▶ [BRIEF]:
Please copy out the stretch of material from its first line through the line containing "- data-label: $29,800: [851, 144, 909, 160]", both ends included, reproducing each line character for character.

(Records from a data collection)
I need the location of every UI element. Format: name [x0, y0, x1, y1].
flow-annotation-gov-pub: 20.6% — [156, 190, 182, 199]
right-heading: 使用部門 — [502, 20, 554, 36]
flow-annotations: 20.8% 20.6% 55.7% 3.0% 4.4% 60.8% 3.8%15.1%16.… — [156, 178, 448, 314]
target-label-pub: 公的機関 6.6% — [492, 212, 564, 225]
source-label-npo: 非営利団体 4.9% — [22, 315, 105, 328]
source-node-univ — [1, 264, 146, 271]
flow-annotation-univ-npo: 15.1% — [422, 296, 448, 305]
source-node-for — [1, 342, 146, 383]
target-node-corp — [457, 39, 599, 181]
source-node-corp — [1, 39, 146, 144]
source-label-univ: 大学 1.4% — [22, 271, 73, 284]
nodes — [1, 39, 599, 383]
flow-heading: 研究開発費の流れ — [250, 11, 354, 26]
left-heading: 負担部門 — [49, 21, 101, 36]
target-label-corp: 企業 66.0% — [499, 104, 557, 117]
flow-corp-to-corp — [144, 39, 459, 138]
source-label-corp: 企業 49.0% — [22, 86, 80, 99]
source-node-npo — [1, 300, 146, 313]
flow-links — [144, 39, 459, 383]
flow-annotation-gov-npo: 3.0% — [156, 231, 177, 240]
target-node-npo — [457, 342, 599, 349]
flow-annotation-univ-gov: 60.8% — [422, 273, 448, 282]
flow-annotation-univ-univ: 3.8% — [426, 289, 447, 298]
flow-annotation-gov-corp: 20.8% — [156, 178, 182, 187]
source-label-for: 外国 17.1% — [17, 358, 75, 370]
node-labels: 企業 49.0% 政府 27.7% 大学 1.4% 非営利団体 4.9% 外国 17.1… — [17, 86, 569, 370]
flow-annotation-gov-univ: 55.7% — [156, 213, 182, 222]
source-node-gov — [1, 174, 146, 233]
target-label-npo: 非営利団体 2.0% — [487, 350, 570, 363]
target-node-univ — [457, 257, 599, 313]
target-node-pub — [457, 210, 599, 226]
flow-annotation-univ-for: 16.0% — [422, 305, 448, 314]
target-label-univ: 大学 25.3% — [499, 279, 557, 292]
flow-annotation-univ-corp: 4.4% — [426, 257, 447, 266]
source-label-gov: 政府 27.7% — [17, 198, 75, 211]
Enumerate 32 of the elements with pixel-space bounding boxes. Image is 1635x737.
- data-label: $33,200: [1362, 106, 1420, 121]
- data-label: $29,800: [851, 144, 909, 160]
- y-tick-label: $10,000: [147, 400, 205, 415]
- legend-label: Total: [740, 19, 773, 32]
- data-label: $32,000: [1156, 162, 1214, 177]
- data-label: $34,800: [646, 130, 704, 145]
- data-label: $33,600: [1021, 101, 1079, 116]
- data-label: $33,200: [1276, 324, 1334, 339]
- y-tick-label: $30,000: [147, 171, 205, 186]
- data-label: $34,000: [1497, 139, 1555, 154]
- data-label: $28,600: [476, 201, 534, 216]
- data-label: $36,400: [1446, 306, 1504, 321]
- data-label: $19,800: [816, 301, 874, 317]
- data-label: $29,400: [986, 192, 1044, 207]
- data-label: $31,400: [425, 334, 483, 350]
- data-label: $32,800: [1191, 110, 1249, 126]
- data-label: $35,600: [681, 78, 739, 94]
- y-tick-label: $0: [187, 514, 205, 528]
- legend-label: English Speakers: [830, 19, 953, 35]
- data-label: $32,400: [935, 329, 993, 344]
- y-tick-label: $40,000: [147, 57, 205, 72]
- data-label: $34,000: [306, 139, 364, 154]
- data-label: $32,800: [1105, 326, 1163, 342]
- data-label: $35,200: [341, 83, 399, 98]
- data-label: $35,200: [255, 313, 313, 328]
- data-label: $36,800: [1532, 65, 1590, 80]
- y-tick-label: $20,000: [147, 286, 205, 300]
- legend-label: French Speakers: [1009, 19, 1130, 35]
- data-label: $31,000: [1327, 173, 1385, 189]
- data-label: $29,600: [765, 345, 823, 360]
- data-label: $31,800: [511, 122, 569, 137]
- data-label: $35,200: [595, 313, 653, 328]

▶ [FINAL ANSWER]:
I need the location of every UI element. Format: name [x0, y0, x1, y1].
flow-annotation-gov-pub: 20.6% — [156, 190, 182, 199]
right-heading: 使用部門 — [502, 20, 554, 36]
flow-annotations: 20.8% 20.6% 55.7% 3.0% 4.4% 60.8% 3.8%15.1%16.… — [156, 178, 448, 314]
target-label-pub: 公的機関 6.6% — [492, 212, 564, 225]
source-label-npo: 非営利団体 4.9% — [22, 315, 105, 328]
source-node-univ — [1, 264, 146, 271]
flow-annotation-univ-npo: 15.1% — [422, 296, 448, 305]
source-node-for — [1, 342, 146, 383]
target-node-corp — [457, 39, 599, 181]
source-node-corp — [1, 39, 146, 144]
source-label-univ: 大学 1.4% — [22, 271, 73, 284]
nodes — [1, 39, 599, 383]
flow-heading: 研究開発費の流れ — [250, 11, 354, 26]
left-heading: 負担部門 — [49, 21, 101, 36]
target-label-corp: 企業 66.0% — [499, 104, 557, 117]
flow-corp-to-corp — [144, 39, 459, 138]
source-label-corp: 企業 49.0% — [22, 86, 80, 99]
source-node-npo — [1, 300, 146, 313]
flow-links — [144, 39, 459, 383]
flow-annotation-gov-npo: 3.0% — [156, 231, 177, 240]
target-node-npo — [457, 342, 599, 349]
flow-annotation-univ-gov: 60.8% — [422, 273, 448, 282]
flow-annotation-univ-univ: 3.8% — [426, 289, 447, 298]
flow-annotation-gov-corp: 20.8% — [156, 178, 182, 187]
source-label-for: 外国 17.1% — [17, 358, 75, 370]
node-labels: 企業 49.0% 政府 27.7% 大学 1.4% 非営利団体 4.9% 外国 17.1… — [17, 86, 569, 370]
flow-annotation-gov-univ: 55.7% — [156, 213, 182, 222]
source-node-gov — [1, 174, 146, 233]
target-label-npo: 非営利団体 2.0% — [487, 350, 570, 363]
target-node-univ — [457, 257, 599, 313]
target-node-pub — [457, 210, 599, 226]
flow-annotation-univ-for: 16.0% — [422, 305, 448, 314]
target-label-univ: 大学 25.3% — [499, 279, 557, 292]
flow-annotation-univ-corp: 4.4% — [426, 257, 447, 266]
source-label-gov: 政府 27.7% — [17, 198, 75, 211]
Enumerate 32 of the elements with pixel-space bounding boxes. Image is 1635x737.
- data-label: $33,200: [1362, 106, 1420, 121]
- data-label: $29,800: [851, 144, 909, 160]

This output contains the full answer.